• SET EXERCISE: Copy the material below word for word, starting at its first line and ending after the line that contains "979, 499, 995]".

* Begin GIVEN ENTRIES *

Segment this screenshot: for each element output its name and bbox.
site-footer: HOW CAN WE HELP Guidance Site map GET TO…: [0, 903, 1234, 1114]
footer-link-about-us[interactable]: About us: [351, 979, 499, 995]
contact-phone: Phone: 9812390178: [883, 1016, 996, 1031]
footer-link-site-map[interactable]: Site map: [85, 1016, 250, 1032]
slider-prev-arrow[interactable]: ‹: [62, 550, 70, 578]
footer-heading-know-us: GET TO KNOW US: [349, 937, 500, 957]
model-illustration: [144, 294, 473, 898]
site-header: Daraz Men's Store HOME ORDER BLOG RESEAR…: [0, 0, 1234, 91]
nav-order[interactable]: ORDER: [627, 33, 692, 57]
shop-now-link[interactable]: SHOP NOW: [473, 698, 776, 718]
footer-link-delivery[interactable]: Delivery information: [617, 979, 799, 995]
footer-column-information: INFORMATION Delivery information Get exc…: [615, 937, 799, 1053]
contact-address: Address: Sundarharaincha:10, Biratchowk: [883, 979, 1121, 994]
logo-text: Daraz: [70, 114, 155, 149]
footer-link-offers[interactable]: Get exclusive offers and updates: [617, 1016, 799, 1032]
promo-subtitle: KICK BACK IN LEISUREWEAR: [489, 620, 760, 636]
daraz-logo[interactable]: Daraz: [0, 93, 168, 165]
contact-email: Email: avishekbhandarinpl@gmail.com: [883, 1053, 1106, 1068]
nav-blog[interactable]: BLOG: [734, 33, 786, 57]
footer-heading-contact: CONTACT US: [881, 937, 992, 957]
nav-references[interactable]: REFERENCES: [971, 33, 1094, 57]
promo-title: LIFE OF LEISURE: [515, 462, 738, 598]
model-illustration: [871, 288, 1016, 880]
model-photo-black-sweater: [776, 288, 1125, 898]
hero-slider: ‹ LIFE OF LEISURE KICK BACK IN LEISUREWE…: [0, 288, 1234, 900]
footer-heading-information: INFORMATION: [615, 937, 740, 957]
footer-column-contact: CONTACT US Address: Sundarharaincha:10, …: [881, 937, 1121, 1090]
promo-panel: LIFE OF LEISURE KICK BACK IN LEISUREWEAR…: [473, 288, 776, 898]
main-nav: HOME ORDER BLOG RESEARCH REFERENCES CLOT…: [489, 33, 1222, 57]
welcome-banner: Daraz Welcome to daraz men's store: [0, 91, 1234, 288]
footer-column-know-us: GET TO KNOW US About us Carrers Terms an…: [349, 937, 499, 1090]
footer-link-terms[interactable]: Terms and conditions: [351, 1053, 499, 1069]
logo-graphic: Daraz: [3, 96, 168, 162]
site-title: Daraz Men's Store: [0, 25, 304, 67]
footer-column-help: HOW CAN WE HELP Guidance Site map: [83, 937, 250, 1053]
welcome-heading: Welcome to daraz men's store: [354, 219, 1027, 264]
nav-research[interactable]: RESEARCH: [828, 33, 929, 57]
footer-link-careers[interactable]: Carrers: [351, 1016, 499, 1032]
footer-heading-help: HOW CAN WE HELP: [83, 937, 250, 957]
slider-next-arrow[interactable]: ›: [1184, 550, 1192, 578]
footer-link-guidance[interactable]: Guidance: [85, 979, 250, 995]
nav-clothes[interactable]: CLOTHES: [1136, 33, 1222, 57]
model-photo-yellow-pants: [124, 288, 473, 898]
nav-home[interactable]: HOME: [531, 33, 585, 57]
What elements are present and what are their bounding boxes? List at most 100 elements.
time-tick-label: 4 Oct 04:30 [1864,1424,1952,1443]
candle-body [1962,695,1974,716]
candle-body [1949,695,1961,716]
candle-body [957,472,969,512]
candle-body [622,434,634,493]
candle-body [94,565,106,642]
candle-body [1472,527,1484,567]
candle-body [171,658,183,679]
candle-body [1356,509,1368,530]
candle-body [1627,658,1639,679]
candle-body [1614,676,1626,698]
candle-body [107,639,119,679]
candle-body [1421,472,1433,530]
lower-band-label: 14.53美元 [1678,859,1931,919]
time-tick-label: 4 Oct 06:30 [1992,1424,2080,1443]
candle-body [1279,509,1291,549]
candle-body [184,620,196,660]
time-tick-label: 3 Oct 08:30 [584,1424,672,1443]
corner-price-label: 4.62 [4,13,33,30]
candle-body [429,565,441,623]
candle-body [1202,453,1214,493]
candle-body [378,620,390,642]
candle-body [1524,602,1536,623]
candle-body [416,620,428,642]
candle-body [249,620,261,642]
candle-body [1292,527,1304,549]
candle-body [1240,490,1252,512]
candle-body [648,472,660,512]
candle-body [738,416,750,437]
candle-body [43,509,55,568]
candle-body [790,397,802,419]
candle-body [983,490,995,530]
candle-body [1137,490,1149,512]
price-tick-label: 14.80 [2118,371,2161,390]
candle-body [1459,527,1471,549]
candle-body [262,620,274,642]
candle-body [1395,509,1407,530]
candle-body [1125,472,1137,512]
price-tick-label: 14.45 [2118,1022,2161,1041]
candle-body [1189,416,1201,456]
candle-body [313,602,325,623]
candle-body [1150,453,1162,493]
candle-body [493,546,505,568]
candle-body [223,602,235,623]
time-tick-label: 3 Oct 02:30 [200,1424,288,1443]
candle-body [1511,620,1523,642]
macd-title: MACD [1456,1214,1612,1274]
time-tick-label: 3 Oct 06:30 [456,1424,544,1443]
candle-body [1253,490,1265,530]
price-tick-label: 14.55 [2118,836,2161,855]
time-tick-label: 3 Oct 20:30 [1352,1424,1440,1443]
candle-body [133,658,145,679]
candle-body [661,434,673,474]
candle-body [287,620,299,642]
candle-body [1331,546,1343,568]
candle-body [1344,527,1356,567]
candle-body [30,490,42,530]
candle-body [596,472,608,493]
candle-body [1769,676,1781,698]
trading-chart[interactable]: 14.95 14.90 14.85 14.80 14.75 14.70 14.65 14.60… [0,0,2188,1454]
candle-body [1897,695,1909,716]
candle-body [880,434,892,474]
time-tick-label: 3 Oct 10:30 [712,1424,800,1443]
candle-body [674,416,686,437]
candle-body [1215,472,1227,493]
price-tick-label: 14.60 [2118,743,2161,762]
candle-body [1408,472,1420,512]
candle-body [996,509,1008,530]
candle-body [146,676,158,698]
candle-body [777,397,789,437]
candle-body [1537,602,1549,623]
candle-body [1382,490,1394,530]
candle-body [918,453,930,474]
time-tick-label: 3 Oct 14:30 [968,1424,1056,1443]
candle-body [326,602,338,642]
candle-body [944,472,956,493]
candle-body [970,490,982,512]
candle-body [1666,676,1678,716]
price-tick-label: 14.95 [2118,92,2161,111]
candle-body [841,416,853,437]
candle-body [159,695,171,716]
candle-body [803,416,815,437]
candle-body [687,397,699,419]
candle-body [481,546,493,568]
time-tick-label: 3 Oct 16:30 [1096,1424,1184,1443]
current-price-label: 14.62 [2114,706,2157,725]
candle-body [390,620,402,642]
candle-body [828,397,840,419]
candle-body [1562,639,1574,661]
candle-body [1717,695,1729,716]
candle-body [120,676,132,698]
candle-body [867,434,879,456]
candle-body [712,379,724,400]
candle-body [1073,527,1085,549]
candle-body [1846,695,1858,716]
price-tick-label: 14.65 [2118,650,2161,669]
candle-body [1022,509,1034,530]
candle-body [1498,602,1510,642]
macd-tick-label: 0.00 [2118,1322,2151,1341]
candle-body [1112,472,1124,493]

* End GIVEN ENTRIES *

• SOLUTION:
Segment this screenshot: for each element output its name and bbox.
site-footer: HOW CAN WE HELP Guidance Site map GET TO…: [0, 903, 1234, 1114]
footer-link-about-us[interactable]: About us: [351, 979, 499, 995]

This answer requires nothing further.